[Dataset rows]
* * * * * * * * *
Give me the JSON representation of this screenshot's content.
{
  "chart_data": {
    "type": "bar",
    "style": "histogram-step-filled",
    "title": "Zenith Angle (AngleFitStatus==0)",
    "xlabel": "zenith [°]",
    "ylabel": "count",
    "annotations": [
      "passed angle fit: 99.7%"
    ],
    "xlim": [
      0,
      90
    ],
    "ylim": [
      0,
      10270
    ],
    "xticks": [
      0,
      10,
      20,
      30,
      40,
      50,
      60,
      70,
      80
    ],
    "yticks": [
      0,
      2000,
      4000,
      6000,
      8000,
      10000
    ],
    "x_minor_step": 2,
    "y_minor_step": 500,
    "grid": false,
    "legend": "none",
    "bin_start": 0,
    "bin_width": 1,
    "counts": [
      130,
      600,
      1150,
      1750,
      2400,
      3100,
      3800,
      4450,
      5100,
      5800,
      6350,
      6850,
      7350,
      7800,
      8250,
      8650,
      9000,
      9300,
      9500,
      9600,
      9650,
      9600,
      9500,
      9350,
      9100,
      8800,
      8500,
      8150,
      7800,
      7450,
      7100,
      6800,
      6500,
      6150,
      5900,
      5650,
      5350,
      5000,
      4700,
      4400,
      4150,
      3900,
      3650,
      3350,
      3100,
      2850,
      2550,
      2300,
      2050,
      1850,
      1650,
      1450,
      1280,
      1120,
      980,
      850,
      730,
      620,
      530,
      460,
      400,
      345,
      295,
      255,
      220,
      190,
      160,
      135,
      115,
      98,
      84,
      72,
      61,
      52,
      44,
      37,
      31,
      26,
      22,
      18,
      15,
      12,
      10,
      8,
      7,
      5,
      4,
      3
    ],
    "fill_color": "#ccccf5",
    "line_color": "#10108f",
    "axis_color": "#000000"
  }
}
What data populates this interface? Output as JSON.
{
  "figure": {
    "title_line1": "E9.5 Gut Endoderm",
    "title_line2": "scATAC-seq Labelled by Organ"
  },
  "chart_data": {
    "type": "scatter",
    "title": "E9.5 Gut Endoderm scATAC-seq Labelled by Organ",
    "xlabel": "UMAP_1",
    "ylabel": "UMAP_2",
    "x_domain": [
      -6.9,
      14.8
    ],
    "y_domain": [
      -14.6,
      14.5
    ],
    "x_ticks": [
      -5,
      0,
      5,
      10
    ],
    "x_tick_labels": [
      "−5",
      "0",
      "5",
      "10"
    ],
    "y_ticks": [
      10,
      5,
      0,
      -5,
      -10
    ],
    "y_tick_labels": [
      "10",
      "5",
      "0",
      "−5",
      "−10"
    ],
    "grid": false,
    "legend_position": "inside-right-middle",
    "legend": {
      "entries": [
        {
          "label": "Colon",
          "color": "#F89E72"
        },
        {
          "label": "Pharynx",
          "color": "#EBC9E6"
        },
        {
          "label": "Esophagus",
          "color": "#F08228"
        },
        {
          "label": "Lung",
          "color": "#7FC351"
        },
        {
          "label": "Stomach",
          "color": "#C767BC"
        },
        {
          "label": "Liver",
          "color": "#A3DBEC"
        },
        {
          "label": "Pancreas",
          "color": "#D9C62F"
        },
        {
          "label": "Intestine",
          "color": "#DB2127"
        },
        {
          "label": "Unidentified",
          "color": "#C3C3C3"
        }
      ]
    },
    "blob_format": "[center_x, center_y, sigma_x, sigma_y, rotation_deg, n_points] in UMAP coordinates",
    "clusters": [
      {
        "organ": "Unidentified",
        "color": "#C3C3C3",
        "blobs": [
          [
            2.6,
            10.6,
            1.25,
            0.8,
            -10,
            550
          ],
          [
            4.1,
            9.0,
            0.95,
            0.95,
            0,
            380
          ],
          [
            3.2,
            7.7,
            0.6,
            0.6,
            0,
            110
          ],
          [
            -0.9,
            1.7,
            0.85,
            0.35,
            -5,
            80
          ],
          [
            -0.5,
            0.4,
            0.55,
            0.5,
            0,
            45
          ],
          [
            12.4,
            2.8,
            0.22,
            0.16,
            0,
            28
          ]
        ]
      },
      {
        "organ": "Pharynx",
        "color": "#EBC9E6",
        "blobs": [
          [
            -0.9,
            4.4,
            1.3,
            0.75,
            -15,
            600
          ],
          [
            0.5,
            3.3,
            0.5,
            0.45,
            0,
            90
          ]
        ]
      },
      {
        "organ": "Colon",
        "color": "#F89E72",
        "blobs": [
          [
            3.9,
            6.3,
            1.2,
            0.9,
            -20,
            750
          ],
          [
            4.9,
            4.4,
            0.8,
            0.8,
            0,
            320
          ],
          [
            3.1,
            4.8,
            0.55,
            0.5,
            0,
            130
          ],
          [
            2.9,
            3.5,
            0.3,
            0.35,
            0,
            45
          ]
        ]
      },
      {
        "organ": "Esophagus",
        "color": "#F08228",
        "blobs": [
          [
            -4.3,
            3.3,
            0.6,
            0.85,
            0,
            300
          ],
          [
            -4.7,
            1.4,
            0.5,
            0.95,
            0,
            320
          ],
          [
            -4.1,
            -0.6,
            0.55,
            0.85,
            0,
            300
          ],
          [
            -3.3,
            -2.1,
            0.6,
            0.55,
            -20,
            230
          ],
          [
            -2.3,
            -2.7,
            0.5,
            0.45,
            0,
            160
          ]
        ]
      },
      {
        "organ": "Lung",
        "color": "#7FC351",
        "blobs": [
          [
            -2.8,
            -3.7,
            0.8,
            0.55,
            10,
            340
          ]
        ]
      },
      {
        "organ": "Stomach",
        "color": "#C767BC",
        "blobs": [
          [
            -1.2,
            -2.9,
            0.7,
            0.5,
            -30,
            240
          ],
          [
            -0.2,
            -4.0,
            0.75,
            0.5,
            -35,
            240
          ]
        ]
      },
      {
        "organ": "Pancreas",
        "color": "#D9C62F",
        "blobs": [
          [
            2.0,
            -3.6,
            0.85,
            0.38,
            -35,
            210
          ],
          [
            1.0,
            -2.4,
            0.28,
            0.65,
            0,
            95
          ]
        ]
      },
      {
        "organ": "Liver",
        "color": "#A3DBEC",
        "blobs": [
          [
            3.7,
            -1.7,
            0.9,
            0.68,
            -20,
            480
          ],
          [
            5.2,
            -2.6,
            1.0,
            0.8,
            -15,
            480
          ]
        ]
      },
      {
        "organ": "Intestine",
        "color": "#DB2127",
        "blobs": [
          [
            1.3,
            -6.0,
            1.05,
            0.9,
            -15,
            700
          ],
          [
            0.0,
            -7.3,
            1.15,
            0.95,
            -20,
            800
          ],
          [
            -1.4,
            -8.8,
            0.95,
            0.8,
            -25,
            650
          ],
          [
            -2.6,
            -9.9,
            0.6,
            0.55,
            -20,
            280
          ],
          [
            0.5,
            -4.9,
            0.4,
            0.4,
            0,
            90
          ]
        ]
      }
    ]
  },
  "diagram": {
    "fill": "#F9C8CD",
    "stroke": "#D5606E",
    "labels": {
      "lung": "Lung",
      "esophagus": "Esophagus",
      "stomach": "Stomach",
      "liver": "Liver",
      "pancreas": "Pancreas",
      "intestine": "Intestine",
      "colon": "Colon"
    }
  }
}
* * * * * * * * *
* _Task prompt_: Retype the records in full. Keep every line identical to the original.

* _Answer_:
Give me the JSON representation of this screenshot's content.
{
  "chart_data": {
    "type": "bar",
    "style": "histogram-step-filled",
    "title": "Zenith Angle (AngleFitStatus==0)",
    "xlabel": "zenith [°]",
    "ylabel": "count",
    "annotations": [
      "passed angle fit: 99.7%"
    ],
    "xlim": [
      0,
      90
    ],
    "ylim": [
      0,
      10270
    ],
    "xticks": [
      0,
      10,
      20,
      30,
      40,
      50,
      60,
      70,
      80
    ],
    "yticks": [
      0,
      2000,
      4000,
      6000,
      8000,
      10000
    ],
    "x_minor_step": 2,
    "y_minor_step": 500,
    "grid": false,
    "legend": "none",
    "bin_start": 0,
    "bin_width": 1,
    "counts": [
      130,
      600,
      1150,
      1750,
      2400,
      3100,
      3800,
      4450,
      5100,
      5800,
      6350,
      6850,
      7350,
      7800,
      8250,
      8650,
      9000,
      9300,
      9500,
      9600,
      9650,
      9600,
      9500,
      9350,
      9100,
      8800,
      8500,
      8150,
      7800,
      7450,
      7100,
      6800,
      6500,
      6150,
      5900,
      5650,
      5350,
      5000,
      4700,
      4400,
      4150,
      3900,
      3650,
      3350,
      3100,
      2850,
      2550,
      2300,
      2050,
      1850,
      1650,
      1450,
      1280,
      1120,
      980,
      850,
      730,
      620,
      530,
      460,
      400,
      345,
      295,
      255,
      220,
      190,
      160,
      135,
      115,
      98,
      84,
      72,
      61,
      52,
      44,
      37,
      31,
      26,
      22,
      18,
      15,
      12,
      10,
      8,
      7,
      5,
      4,
      3
    ],
    "fill_color": "#ccccf5",
    "line_color": "#10108f",
    "axis_color": "#000000"
  }
}
What data populates this interface? Output as JSON.
{
  "figure": {
    "title_line1": "E9.5 Gut Endoderm",
    "title_line2": "scATAC-seq Labelled by Organ"
  },
  "chart_data": {
    "type": "scatter",
    "title": "E9.5 Gut Endoderm scATAC-seq Labelled by Organ",
    "xlabel": "UMAP_1",
    "ylabel": "UMAP_2",
    "x_domain": [
      -6.9,
      14.8
    ],
    "y_domain": [
      -14.6,
      14.5
    ],
    "x_ticks": [
      -5,
      0,
      5,
      10
    ],
    "x_tick_labels": [
      "−5",
      "0",
      "5",
      "10"
    ],
    "y_ticks": [
      10,
      5,
      0,
      -5,
      -10
    ],
    "y_tick_labels": [
      "10",
      "5",
      "0",
      "−5",
      "−10"
    ],
    "grid": false,
    "legend_position": "inside-right-middle",
    "legend": {
      "entries": [
        {
          "label": "Colon",
          "color": "#F89E72"
        },
        {
          "label": "Pharynx",
          "color": "#EBC9E6"
        },
        {
          "label": "Esophagus",
          "color": "#F08228"
        },
        {
          "label": "Lung",
          "color": "#7FC351"
        },
        {
          "label": "Stomach",
          "color": "#C767BC"
        },
        {
          "label": "Liver",
          "color": "#A3DBEC"
        },
        {
          "label": "Pancreas",
          "color": "#D9C62F"
        },
        {
          "label": "Intestine",
          "color": "#DB2127"
        },
        {
          "label": "Unidentified",
          "color": "#C3C3C3"
        }
      ]
    },
    "blob_format": "[center_x, center_y, sigma_x, sigma_y, rotation_deg, n_points] in UMAP coordinates",
    "clusters": [
      {
        "organ": "Unidentified",
        "color": "#C3C3C3",
        "blobs": [
          [
            2.6,
            10.6,
            1.25,
            0.8,
            -10,
            550
          ],
          [
            4.1,
            9.0,
            0.95,
            0.95,
            0,
            380
          ],
          [
            3.2,
            7.7,
            0.6,
            0.6,
            0,
            110
          ],
          [
            -0.9,
            1.7,
            0.85,
            0.35,
            -5,
            80
          ],
          [
            -0.5,
            0.4,
            0.55,
            0.5,
            0,
            45
          ],
          [
            12.4,
            2.8,
            0.22,
            0.16,
            0,
            28
          ]
        ]
      },
      {
        "organ": "Pharynx",
        "color": "#EBC9E6",
        "blobs": [
          [
            -0.9,
            4.4,
            1.3,
            0.75,
            -15,
            600
          ],
          [
            0.5,
            3.3,
            0.5,
            0.45,
            0,
            90
          ]
        ]
      },
      {
        "organ": "Colon",
        "color": "#F89E72",
        "blobs": [
          [
            3.9,
            6.3,
            1.2,
            0.9,
            -20,
            750
          ],
          [
            4.9,
            4.4,
            0.8,
            0.8,
            0,
            320
          ],
          [
            3.1,
            4.8,
            0.55,
            0.5,
            0,
            130
          ],
          [
            2.9,
            3.5,
            0.3,
            0.35,
            0,
            45
          ]
        ]
      },
      {
        "organ": "Esophagus",
        "color": "#F08228",
        "blobs": [
          [
            -4.3,
            3.3,
            0.6,
            0.85,
            0,
            300
          ],
          [
            -4.7,
            1.4,
            0.5,
            0.95,
            0,
            320
          ],
          [
            -4.1,
            -0.6,
            0.55,
            0.85,
            0,
            300
          ],
          [
            -3.3,
            -2.1,
            0.6,
            0.55,
            -20,
            230
          ],
          [
            -2.3,
            -2.7,
            0.5,
            0.45,
            0,
            160
          ]
        ]
      },
      {
        "organ": "Lung",
        "color": "#7FC351",
        "blobs": [
          [
            -2.8,
            -3.7,
            0.8,
            0.55,
            10,
            340
          ]
        ]
      },
      {
        "organ": "Stomach",
        "color": "#C767BC",
        "blobs": [
          [
            -1.2,
            -2.9,
            0.7,
            0.5,
            -30,
            240
          ],
          [
            -0.2,
            -4.0,
            0.75,
            0.5,
            -35,
            240
          ]
        ]
      },
      {
        "organ": "Pancreas",
        "color": "#D9C62F",
        "blobs": [
          [
            2.0,
            -3.6,
            0.85,
            0.38,
            -35,
            210
          ],
          [
            1.0,
            -2.4,
            0.28,
            0.65,
            0,
            95
          ]
        ]
      },
      {
        "organ": "Liver",
        "color": "#A3DBEC",
        "blobs": [
          [
            3.7,
            -1.7,
            0.9,
            0.68,
            -20,
            480
          ],
          [
            5.2,
            -2.6,
            1.0,
            0.8,
            -15,
            480
          ]
        ]
      },
      {
        "organ": "Intestine",
        "color": "#DB2127",
        "blobs": [
          [
            1.3,
            -6.0,
            1.05,
            0.9,
            -15,
            700
          ],
          [
            0.0,
            -7.3,
            1.15,
            0.95,
            -20,
            800
          ],
          [
            -1.4,
            -8.8,
            0.95,
            0.8,
            -25,
            650
          ],
          [
            -2.6,
            -9.9,
            0.6,
            0.55,
            -20,
            280
          ],
          [
            0.5,
            -4.9,
            0.4,
            0.4,
            0,
            90
          ]
        ]
      }
    ]
  },
  "diagram": {
    "fill": "#F9C8CD",
    "stroke": "#D5606E",
    "labels": {
      "lung": "Lung",
      "esophagus": "Esophagus",
      "stomach": "Stomach",
      "liver": "Liver",
      "pancreas": "Pancreas",
      "intestine": "Intestine",
      "colon": "Colon"
    }
  }
}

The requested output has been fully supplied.